### Exercise goal
Skip the pictures. Repeat everything else in the records word for word.

### Given data
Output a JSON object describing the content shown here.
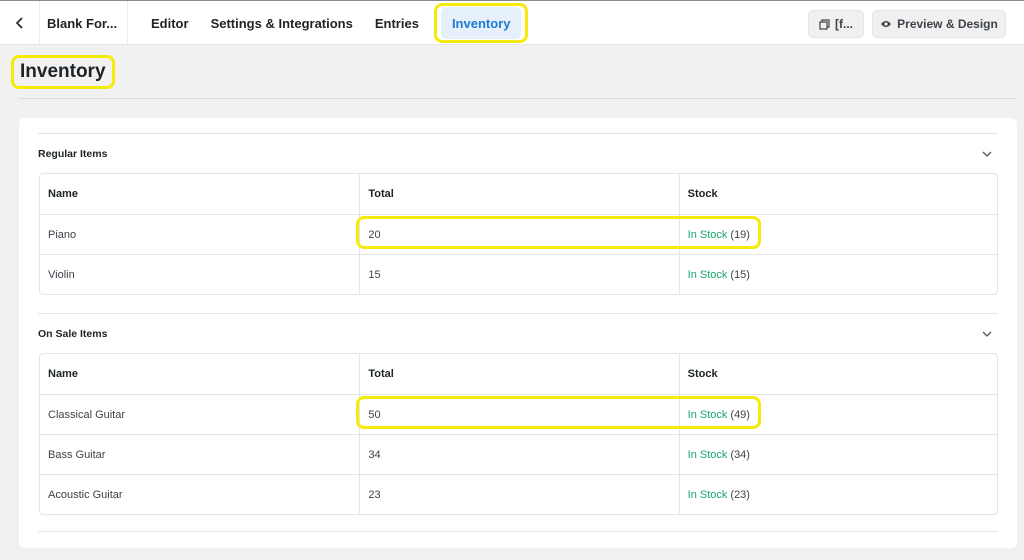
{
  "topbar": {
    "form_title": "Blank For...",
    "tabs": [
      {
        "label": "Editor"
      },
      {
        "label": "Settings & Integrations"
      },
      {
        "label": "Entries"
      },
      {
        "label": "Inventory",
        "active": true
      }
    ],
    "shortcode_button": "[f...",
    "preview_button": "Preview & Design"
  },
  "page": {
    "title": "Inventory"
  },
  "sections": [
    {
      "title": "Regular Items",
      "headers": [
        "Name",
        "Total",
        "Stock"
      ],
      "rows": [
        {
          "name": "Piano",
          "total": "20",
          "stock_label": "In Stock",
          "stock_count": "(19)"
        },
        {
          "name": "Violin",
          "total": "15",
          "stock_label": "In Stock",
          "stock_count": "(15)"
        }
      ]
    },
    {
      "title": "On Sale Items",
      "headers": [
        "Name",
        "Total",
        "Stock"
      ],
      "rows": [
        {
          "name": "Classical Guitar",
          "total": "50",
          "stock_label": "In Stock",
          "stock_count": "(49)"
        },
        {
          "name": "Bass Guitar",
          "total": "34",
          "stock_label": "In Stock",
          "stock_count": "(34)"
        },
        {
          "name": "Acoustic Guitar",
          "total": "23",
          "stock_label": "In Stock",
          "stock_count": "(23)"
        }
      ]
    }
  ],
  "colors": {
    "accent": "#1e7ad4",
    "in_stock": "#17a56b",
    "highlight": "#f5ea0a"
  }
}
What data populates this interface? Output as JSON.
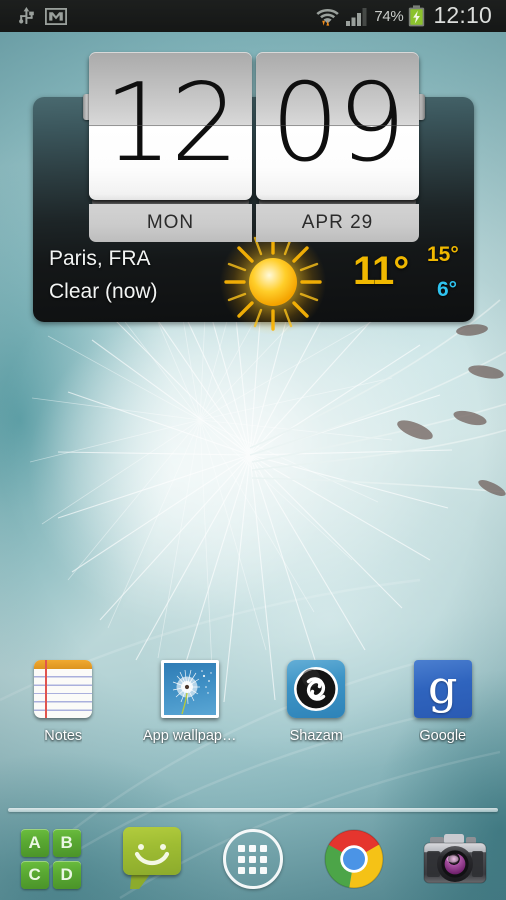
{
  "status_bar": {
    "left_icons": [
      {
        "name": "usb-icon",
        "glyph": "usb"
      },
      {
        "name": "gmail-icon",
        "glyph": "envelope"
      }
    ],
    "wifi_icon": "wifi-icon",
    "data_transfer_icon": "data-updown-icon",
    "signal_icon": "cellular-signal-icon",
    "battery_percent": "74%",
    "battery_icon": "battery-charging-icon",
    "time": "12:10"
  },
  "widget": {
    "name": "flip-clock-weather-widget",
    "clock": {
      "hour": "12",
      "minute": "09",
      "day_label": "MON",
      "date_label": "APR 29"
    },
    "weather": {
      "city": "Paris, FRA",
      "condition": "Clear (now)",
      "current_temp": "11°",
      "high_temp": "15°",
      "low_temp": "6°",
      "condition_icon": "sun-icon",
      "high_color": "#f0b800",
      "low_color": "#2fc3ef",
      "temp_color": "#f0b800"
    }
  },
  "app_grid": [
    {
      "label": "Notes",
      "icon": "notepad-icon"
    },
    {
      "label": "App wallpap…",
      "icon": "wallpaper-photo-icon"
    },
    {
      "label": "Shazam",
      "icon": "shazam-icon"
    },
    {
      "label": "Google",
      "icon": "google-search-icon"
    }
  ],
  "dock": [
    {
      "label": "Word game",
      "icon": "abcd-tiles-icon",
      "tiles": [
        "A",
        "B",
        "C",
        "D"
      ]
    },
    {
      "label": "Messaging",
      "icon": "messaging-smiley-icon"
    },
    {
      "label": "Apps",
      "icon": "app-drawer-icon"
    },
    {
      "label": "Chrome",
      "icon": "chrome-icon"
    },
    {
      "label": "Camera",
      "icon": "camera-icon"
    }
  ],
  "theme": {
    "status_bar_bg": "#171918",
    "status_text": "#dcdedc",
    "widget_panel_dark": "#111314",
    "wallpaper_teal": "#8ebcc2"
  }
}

### Written reply
Output a JSON object describing the content shown here.
{
  "topbar": {
    "form_title": "Blank For...",
    "tabs": [
      {
        "label": "Editor"
      },
      {
        "label": "Settings & Integrations"
      },
      {
        "label": "Entries"
      },
      {
        "label": "Inventory",
        "active": true
      }
    ],
    "shortcode_button": "[f...",
    "preview_button": "Preview & Design"
  },
  "page": {
    "title": "Inventory"
  },
  "sections": [
    {
      "title": "Regular Items",
      "headers": [
        "Name",
        "Total",
        "Stock"
      ],
      "rows": [
        {
          "name": "Piano",
          "total": "20",
          "stock_label": "In Stock",
          "stock_count": "(19)"
        },
        {
          "name": "Violin",
          "total": "15",
          "stock_label": "In Stock",
          "stock_count": "(15)"
        }
      ]
    },
    {
      "title": "On Sale Items",
      "headers": [
        "Name",
        "Total",
        "Stock"
      ],
      "rows": [
        {
          "name": "Classical Guitar",
          "total": "50",
          "stock_label": "In Stock",
          "stock_count": "(49)"
        },
        {
          "name": "Bass Guitar",
          "total": "34",
          "stock_label": "In Stock",
          "stock_count": "(34)"
        },
        {
          "name": "Acoustic Guitar",
          "total": "23",
          "stock_label": "In Stock",
          "stock_count": "(23)"
        }
      ]
    }
  ],
  "colors": {
    "accent": "#1e7ad4",
    "in_stock": "#17a56b",
    "highlight": "#f5ea0a"
  }
}
What data populates this interface? Output as JSON.
{
  "status_bar": {
    "left_icons": [
      {
        "name": "usb-icon",
        "glyph": "usb"
      },
      {
        "name": "gmail-icon",
        "glyph": "envelope"
      }
    ],
    "wifi_icon": "wifi-icon",
    "data_transfer_icon": "data-updown-icon",
    "signal_icon": "cellular-signal-icon",
    "battery_percent": "74%",
    "battery_icon": "battery-charging-icon",
    "time": "12:10"
  },
  "widget": {
    "name": "flip-clock-weather-widget",
    "clock": {
      "hour": "12",
      "minute": "09",
      "day_label": "MON",
      "date_label": "APR 29"
    },
    "weather": {
      "city": "Paris, FRA",
      "condition": "Clear (now)",
      "current_temp": "11°",
      "high_temp": "15°",
      "low_temp": "6°",
      "condition_icon": "sun-icon",
      "high_color": "#f0b800",
      "low_color": "#2fc3ef",
      "temp_color": "#f0b800"
    }
  },
  "app_grid": [
    {
      "label": "Notes",
      "icon": "notepad-icon"
    },
    {
      "label": "App wallpap…",
      "icon": "wallpaper-photo-icon"
    },
    {
      "label": "Shazam",
      "icon": "shazam-icon"
    },
    {
      "label": "Google",
      "icon": "google-search-icon"
    }
  ],
  "dock": [
    {
      "label": "Word game",
      "icon": "abcd-tiles-icon",
      "tiles": [
        "A",
        "B",
        "C",
        "D"
      ]
    },
    {
      "label": "Messaging",
      "icon": "messaging-smiley-icon"
    },
    {
      "label": "Apps",
      "icon": "app-drawer-icon"
    },
    {
      "label": "Chrome",
      "icon": "chrome-icon"
    },
    {
      "label": "Camera",
      "icon": "camera-icon"
    }
  ],
  "theme": {
    "status_bar_bg": "#171918",
    "status_text": "#dcdedc",
    "widget_panel_dark": "#111314",
    "wallpaper_teal": "#8ebcc2"
  }
}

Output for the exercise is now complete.